Make a verbatim copy of the entries below; pictures stay out.

# RECORD LIST:
····················
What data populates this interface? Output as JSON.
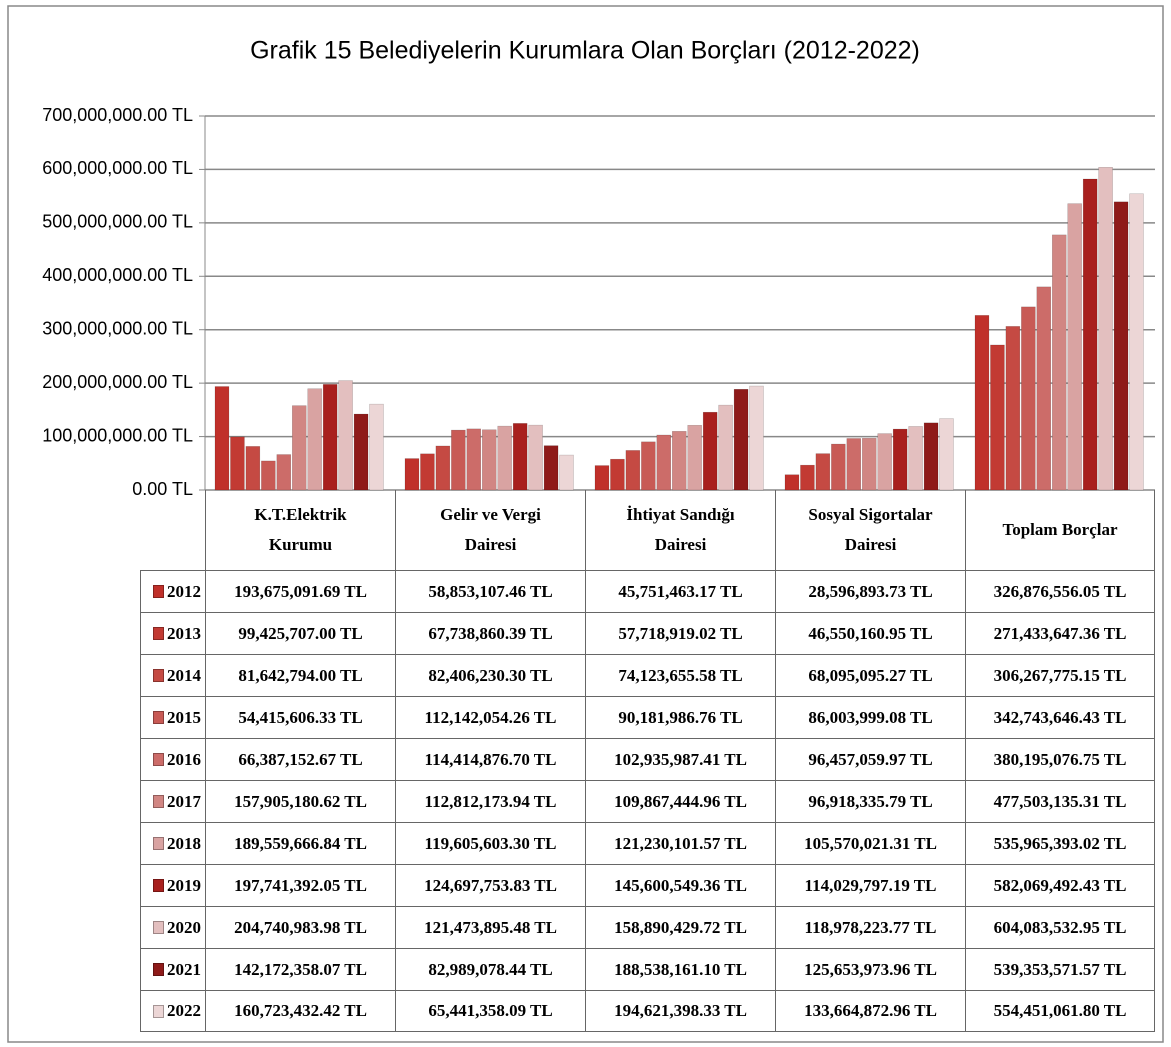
{
  "chart_data": {
    "type": "bar",
    "title": "Grafik 15  Belediyelerin Kurumlara Olan Borçları (2012-2022)",
    "categories": [
      "K.T.Elektrik Kurumu",
      "Gelir ve Vergi Dairesi",
      "İhtiyat Sandığı Dairesi",
      "Sosyal Sigortalar Dairesi",
      "Toplam Borçlar"
    ],
    "ylim": [
      0,
      700000000
    ],
    "yticks": [
      {
        "value": 0,
        "label": "0.00 TL"
      },
      {
        "value": 100000000,
        "label": "100,000,000.00 TL"
      },
      {
        "value": 200000000,
        "label": "200,000,000.00 TL"
      },
      {
        "value": 300000000,
        "label": "300,000,000.00 TL"
      },
      {
        "value": 400000000,
        "label": "400,000,000.00 TL"
      },
      {
        "value": 500000000,
        "label": "500,000,000.00 TL"
      },
      {
        "value": 600000000,
        "label": "600,000,000.00 TL"
      },
      {
        "value": 700000000,
        "label": "700,000,000.00 TL"
      }
    ],
    "grid": true,
    "series": [
      {
        "name": "2012",
        "color": "#c0302a",
        "values": [
          193675091.69,
          58853107.46,
          45751463.17,
          28596893.73,
          326876556.05
        ],
        "value_labels": [
          "193,675,091.69 TL",
          "58,853,107.46 TL",
          "45,751,463.17 TL",
          "28,596,893.73 TL",
          "326,876,556.05 TL"
        ]
      },
      {
        "name": "2013",
        "color": "#c23a33",
        "values": [
          99425707.0,
          67738860.39,
          57718919.02,
          46550160.95,
          271433647.36
        ],
        "value_labels": [
          "99,425,707.00 TL",
          "67,738,860.39 TL",
          "57,718,919.02 TL",
          "46,550,160.95 TL",
          "271,433,647.36 TL"
        ]
      },
      {
        "name": "2014",
        "color": "#c54a43",
        "values": [
          81642794.0,
          82406230.3,
          74123655.58,
          68095095.27,
          306267775.15
        ],
        "value_labels": [
          "81,642,794.00 TL",
          "82,406,230.30 TL",
          "74,123,655.58 TL",
          "68,095,095.27 TL",
          "306,267,775.15 TL"
        ]
      },
      {
        "name": "2015",
        "color": "#c85a55",
        "values": [
          54415606.33,
          112142054.26,
          90181986.76,
          86003999.08,
          342743646.43
        ],
        "value_labels": [
          "54,415,606.33 TL",
          "112,142,054.26 TL",
          "90,181,986.76 TL",
          "86,003,999.08 TL",
          "342,743,646.43 TL"
        ]
      },
      {
        "name": "2016",
        "color": "#cc6c69",
        "values": [
          66387152.67,
          114414876.7,
          102935987.41,
          96457059.97,
          380195076.75
        ],
        "value_labels": [
          "66,387,152.67 TL",
          "114,414,876.70 TL",
          "102,935,987.41 TL",
          "96,457,059.97 TL",
          "380,195,076.75 TL"
        ]
      },
      {
        "name": "2017",
        "color": "#d18683",
        "values": [
          157905180.62,
          112812173.94,
          109867444.96,
          96918335.79,
          477503135.31
        ],
        "value_labels": [
          "157,905,180.62 TL",
          "112,812,173.94 TL",
          "109,867,444.96 TL",
          "96,918,335.79 TL",
          "477,503,135.31 TL"
        ]
      },
      {
        "name": "2018",
        "color": "#d9a3a2",
        "values": [
          189559666.84,
          119605603.3,
          121230101.57,
          105570021.31,
          535965393.02
        ],
        "value_labels": [
          "189,559,666.84 TL",
          "119,605,603.30 TL",
          "121,230,101.57 TL",
          "105,570,021.31 TL",
          "535,965,393.02 TL"
        ]
      },
      {
        "name": "2019",
        "color": "#a8201e",
        "values": [
          197741392.05,
          124697753.83,
          145600549.36,
          114029797.19,
          582069492.43
        ],
        "value_labels": [
          "197,741,392.05 TL",
          "124,697,753.83 TL",
          "145,600,549.36 TL",
          "114,029,797.19 TL",
          "582,069,492.43 TL"
        ]
      },
      {
        "name": "2020",
        "color": "#e3bfbf",
        "values": [
          204740983.98,
          121473895.48,
          158890429.72,
          118978223.77,
          604083532.95
        ],
        "value_labels": [
          "204,740,983.98 TL",
          "121,473,895.48 TL",
          "158,890,429.72 TL",
          "118,978,223.77 TL",
          "604,083,532.95 TL"
        ]
      },
      {
        "name": "2021",
        "color": "#8e1a19",
        "values": [
          142172358.07,
          82989078.44,
          188538161.1,
          125653973.96,
          539353571.57
        ],
        "value_labels": [
          "142,172,358.07 TL",
          "82,989,078.44 TL",
          "188,538,161.10 TL",
          "125,653,973.96 TL",
          "539,353,571.57 TL"
        ]
      },
      {
        "name": "2022",
        "color": "#ecd6d6",
        "values": [
          160723432.42,
          65441358.09,
          194621398.33,
          133664872.96,
          554451061.8
        ],
        "value_labels": [
          "160,723,432.42 TL",
          "65,441,358.09 TL",
          "194,621,398.33 TL",
          "133,664,872.96 TL",
          "554,451,061.80 TL"
        ]
      }
    ]
  }
}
····················
# SOLUTION TO THIS EXERCISE:
What data populates this interface? Output as JSON.
{
  "chart_data": {
    "type": "bar",
    "title": "Grafik 15  Belediyelerin Kurumlara Olan Borçları (2012-2022)",
    "categories": [
      "K.T.Elektrik Kurumu",
      "Gelir ve Vergi Dairesi",
      "İhtiyat Sandığı Dairesi",
      "Sosyal Sigortalar Dairesi",
      "Toplam Borçlar"
    ],
    "ylim": [
      0,
      700000000
    ],
    "yticks": [
      {
        "value": 0,
        "label": "0.00 TL"
      },
      {
        "value": 100000000,
        "label": "100,000,000.00 TL"
      },
      {
        "value": 200000000,
        "label": "200,000,000.00 TL"
      },
      {
        "value": 300000000,
        "label": "300,000,000.00 TL"
      },
      {
        "value": 400000000,
        "label": "400,000,000.00 TL"
      },
      {
        "value": 500000000,
        "label": "500,000,000.00 TL"
      },
      {
        "value": 600000000,
        "label": "600,000,000.00 TL"
      },
      {
        "value": 700000000,
        "label": "700,000,000.00 TL"
      }
    ],
    "grid": true,
    "series": [
      {
        "name": "2012",
        "color": "#c0302a",
        "values": [
          193675091.69,
          58853107.46,
          45751463.17,
          28596893.73,
          326876556.05
        ],
        "value_labels": [
          "193,675,091.69 TL",
          "58,853,107.46 TL",
          "45,751,463.17 TL",
          "28,596,893.73 TL",
          "326,876,556.05 TL"
        ]
      },
      {
        "name": "2013",
        "color": "#c23a33",
        "values": [
          99425707.0,
          67738860.39,
          57718919.02,
          46550160.95,
          271433647.36
        ],
        "value_labels": [
          "99,425,707.00 TL",
          "67,738,860.39 TL",
          "57,718,919.02 TL",
          "46,550,160.95 TL",
          "271,433,647.36 TL"
        ]
      },
      {
        "name": "2014",
        "color": "#c54a43",
        "values": [
          81642794.0,
          82406230.3,
          74123655.58,
          68095095.27,
          306267775.15
        ],
        "value_labels": [
          "81,642,794.00 TL",
          "82,406,230.30 TL",
          "74,123,655.58 TL",
          "68,095,095.27 TL",
          "306,267,775.15 TL"
        ]
      },
      {
        "name": "2015",
        "color": "#c85a55",
        "values": [
          54415606.33,
          112142054.26,
          90181986.76,
          86003999.08,
          342743646.43
        ],
        "value_labels": [
          "54,415,606.33 TL",
          "112,142,054.26 TL",
          "90,181,986.76 TL",
          "86,003,999.08 TL",
          "342,743,646.43 TL"
        ]
      },
      {
        "name": "2016",
        "color": "#cc6c69",
        "values": [
          66387152.67,
          114414876.7,
          102935987.41,
          96457059.97,
          380195076.75
        ],
        "value_labels": [
          "66,387,152.67 TL",
          "114,414,876.70 TL",
          "102,935,987.41 TL",
          "96,457,059.97 TL",
          "380,195,076.75 TL"
        ]
      },
      {
        "name": "2017",
        "color": "#d18683",
        "values": [
          157905180.62,
          112812173.94,
          109867444.96,
          96918335.79,
          477503135.31
        ],
        "value_labels": [
          "157,905,180.62 TL",
          "112,812,173.94 TL",
          "109,867,444.96 TL",
          "96,918,335.79 TL",
          "477,503,135.31 TL"
        ]
      },
      {
        "name": "2018",
        "color": "#d9a3a2",
        "values": [
          189559666.84,
          119605603.3,
          121230101.57,
          105570021.31,
          535965393.02
        ],
        "value_labels": [
          "189,559,666.84 TL",
          "119,605,603.30 TL",
          "121,230,101.57 TL",
          "105,570,021.31 TL",
          "535,965,393.02 TL"
        ]
      },
      {
        "name": "2019",
        "color": "#a8201e",
        "values": [
          197741392.05,
          124697753.83,
          145600549.36,
          114029797.19,
          582069492.43
        ],
        "value_labels": [
          "197,741,392.05 TL",
          "124,697,753.83 TL",
          "145,600,549.36 TL",
          "114,029,797.19 TL",
          "582,069,492.43 TL"
        ]
      },
      {
        "name": "2020",
        "color": "#e3bfbf",
        "values": [
          204740983.98,
          121473895.48,
          158890429.72,
          118978223.77,
          604083532.95
        ],
        "value_labels": [
          "204,740,983.98 TL",
          "121,473,895.48 TL",
          "158,890,429.72 TL",
          "118,978,223.77 TL",
          "604,083,532.95 TL"
        ]
      },
      {
        "name": "2021",
        "color": "#8e1a19",
        "values": [
          142172358.07,
          82989078.44,
          188538161.1,
          125653973.96,
          539353571.57
        ],
        "value_labels": [
          "142,172,358.07 TL",
          "82,989,078.44 TL",
          "188,538,161.10 TL",
          "125,653,973.96 TL",
          "539,353,571.57 TL"
        ]
      },
      {
        "name": "2022",
        "color": "#ecd6d6",
        "values": [
          160723432.42,
          65441358.09,
          194621398.33,
          133664872.96,
          554451061.8
        ],
        "value_labels": [
          "160,723,432.42 TL",
          "65,441,358.09 TL",
          "194,621,398.33 TL",
          "133,664,872.96 TL",
          "554,451,061.80 TL"
        ]
      }
    ]
  }
}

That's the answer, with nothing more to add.